# Aim of the exercise
Leave out the pictures and transcribe everything else exactly.

START

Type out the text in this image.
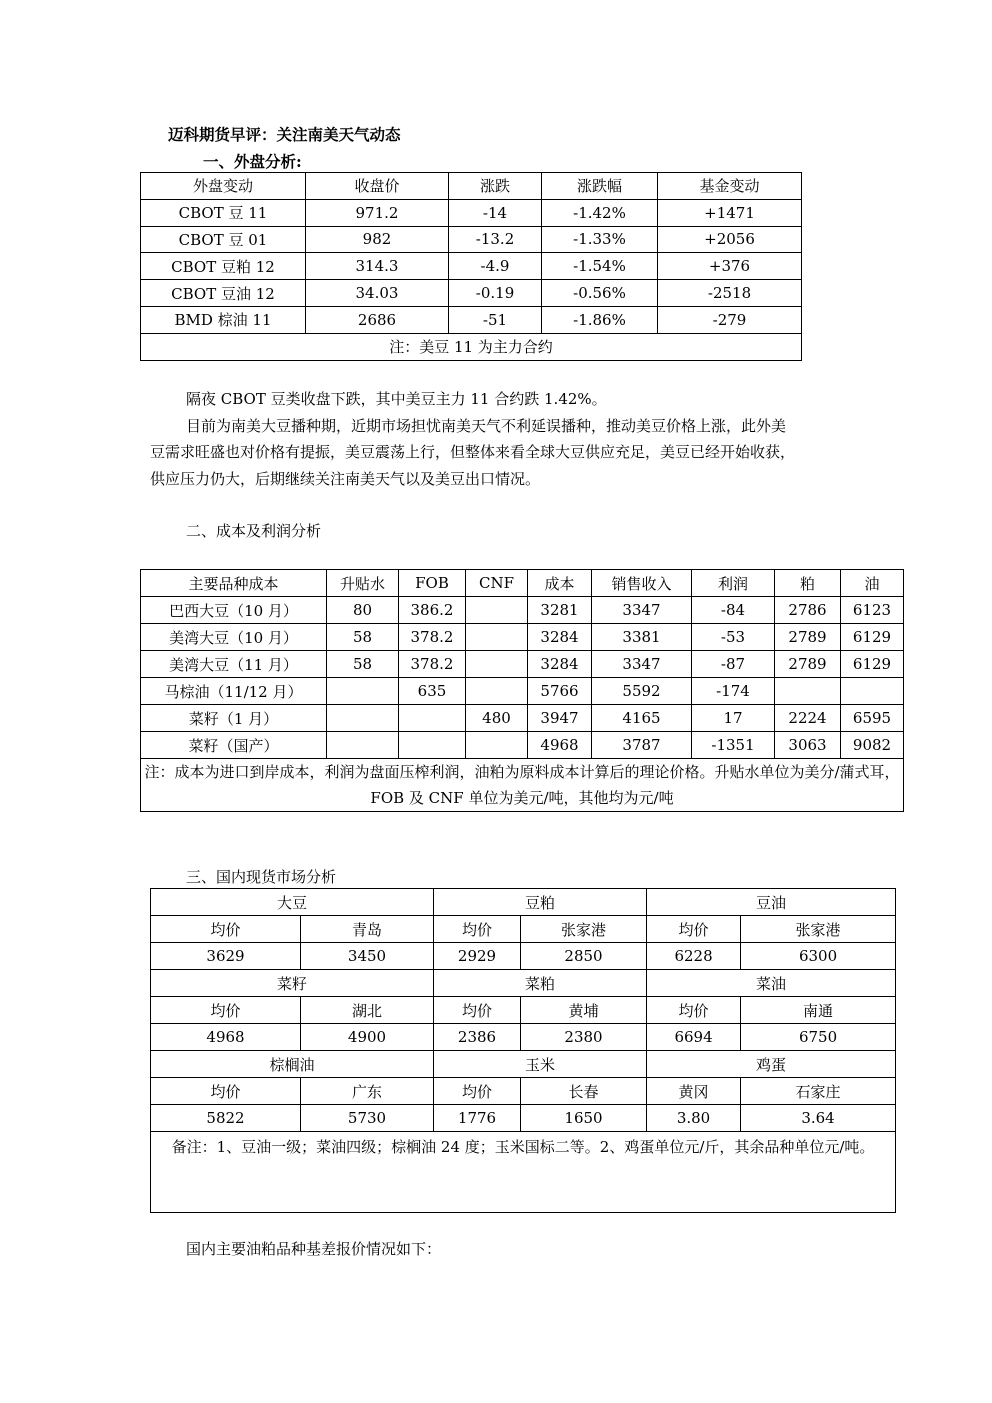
迈科期货早评：关注南美天气动态
一、外盘分析:
外盘变动	收盘价	涨跌	涨跌幅	基金变动
CBOT 豆 11	971.2	-14	-1.42%	+1471
CBOT 豆 01	982	-13.2	-1.33%	+2056
CBOT 豆粕 12	314.3	-4.9	-1.54%	+376
CBOT 豆油 12	34.03	-0.19	-0.56%	-2518
BMD 棕油 11	2686	-51	-1.86%	-279
注：美豆 11 为主力合约				

隔夜 CBOT 豆类收盘下跌，其中美豆主力 11 合约跌 1.42%。

目前为南美大豆播种期，近期市场担忧南美天气不利延误播种，推动美豆价格上涨，此外美豆需求旺盛也对价格有提振，美豆震荡上行，但整体来看全球大豆供应充足，美豆已经开始收获，供应压力仍大，后期继续关注南美天气以及美豆出口情况。

二、成本及利润分析
主要品种成本	升贴水	FOB	CNF	成本	销售收入	利润	粕	油
巴西大豆（10 月）	80	386.2		3281	3347	-84	2786	6123
美湾大豆（10 月）	58	378.2		3284	3381	-53	2789	6129
美湾大豆（11 月）	58	378.2		3284	3347	-87	2789	6129
马棕油（11/12 月）		635		5766	5592	-174		
菜籽（1 月）			480	3947	4165	17	2224	6595
菜籽（国产）				4968	3787	-1351	3063	9082
注：成本为进口到岸成本，利润为盘面压榨利润，油粕为原料成本计算后的理论价格。升贴水单位为美分/蒲式耳，FOB 及 CNF 单位为美元/吨，其他均为元/吨								
三、国内现货市场分析
大豆		豆粕		豆油	
均价	青岛	均价	张家港	均价	张家港
3629	3450	2929	2850	6228	6300
菜籽		菜粕		菜油	
均价	湖北	均价	黄埔	均价	南通
4968	4900	2386	2380	6694	6750
棕榈油		玉米		鸡蛋	
均价	广东	均价	长春	黄冈	石家庄
5822	5730	1776	1650	3.80	3.64
备注：1、豆油一级；菜油四级；棕榈油 24 度；玉米国标二等。2、鸡蛋单位元/斤，其余品种单位元/吨。					
国内主要油粕品种基差报价情况如下：
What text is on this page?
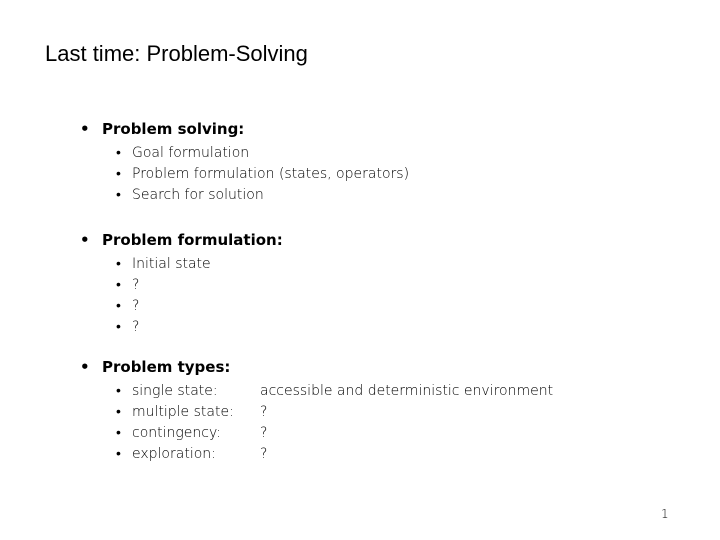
Last time: Problem-Solving
• Problem solving:
• Goal formulation
• Problem formulation (states, operators)
• Search for solution
• Problem formulation:
• Initial state
• ?
• ?
• ?
• Problem types:
• single state:	accessible and deterministic environment
• multiple state: ?
• contingency:	?
• exploration:	?
1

END

# The completed task
Type out the text in this image.
迈科期货早评：关注南美天气动态
一、外盘分析:
外盘变动	收盘价	涨跌	涨跌幅	基金变动
CBOT 豆 11	971.2	-14	-1.42%	+1471
CBOT 豆 01	982	-13.2	-1.33%	+2056
CBOT 豆粕 12	314.3	-4.9	-1.54%	+376
CBOT 豆油 12	34.03	-0.19	-0.56%	-2518
BMD 棕油 11	2686	-51	-1.86%	-279
注：美豆 11 为主力合约				

隔夜 CBOT 豆类收盘下跌，其中美豆主力 11 合约跌 1.42%。

目前为南美大豆播种期，近期市场担忧南美天气不利延误播种，推动美豆价格上涨，此外美豆需求旺盛也对价格有提振，美豆震荡上行，但整体来看全球大豆供应充足，美豆已经开始收获，供应压力仍大，后期继续关注南美天气以及美豆出口情况。

二、成本及利润分析
主要品种成本	升贴水	FOB	CNF	成本	销售收入	利润	粕	油
巴西大豆（10 月）	80	386.2		3281	3347	-84	2786	6123
美湾大豆（10 月）	58	378.2		3284	3381	-53	2789	6129
美湾大豆（11 月）	58	378.2		3284	3347	-87	2789	6129
马棕油（11/12 月）		635		5766	5592	-174		
菜籽（1 月）			480	3947	4165	17	2224	6595
菜籽（国产）				4968	3787	-1351	3063	9082
注：成本为进口到岸成本，利润为盘面压榨利润，油粕为原料成本计算后的理论价格。升贴水单位为美分/蒲式耳，FOB 及 CNF 单位为美元/吨，其他均为元/吨								
三、国内现货市场分析
大豆		豆粕		豆油	
均价	青岛	均价	张家港	均价	张家港
3629	3450	2929	2850	6228	6300
菜籽		菜粕		菜油	
均价	湖北	均价	黄埔	均价	南通
4968	4900	2386	2380	6694	6750
棕榈油		玉米		鸡蛋	
均价	广东	均价	长春	黄冈	石家庄
5822	5730	1776	1650	3.80	3.64
备注：1、豆油一级；菜油四级；棕榈油 24 度；玉米国标二等。2、鸡蛋单位元/斤，其余品种单位元/吨。					
国内主要油粕品种基差报价情况如下：
What text is on this page?
Last time: Problem-Solving
• Problem solving:
• Goal formulation
• Problem formulation (states, operators)
• Search for solution
• Problem formulation:
• Initial state
• ?
• ?
• ?
• Problem types:
• single state:	accessible and deterministic environment
• multiple state: ?
• contingency:	?
• exploration:	?
1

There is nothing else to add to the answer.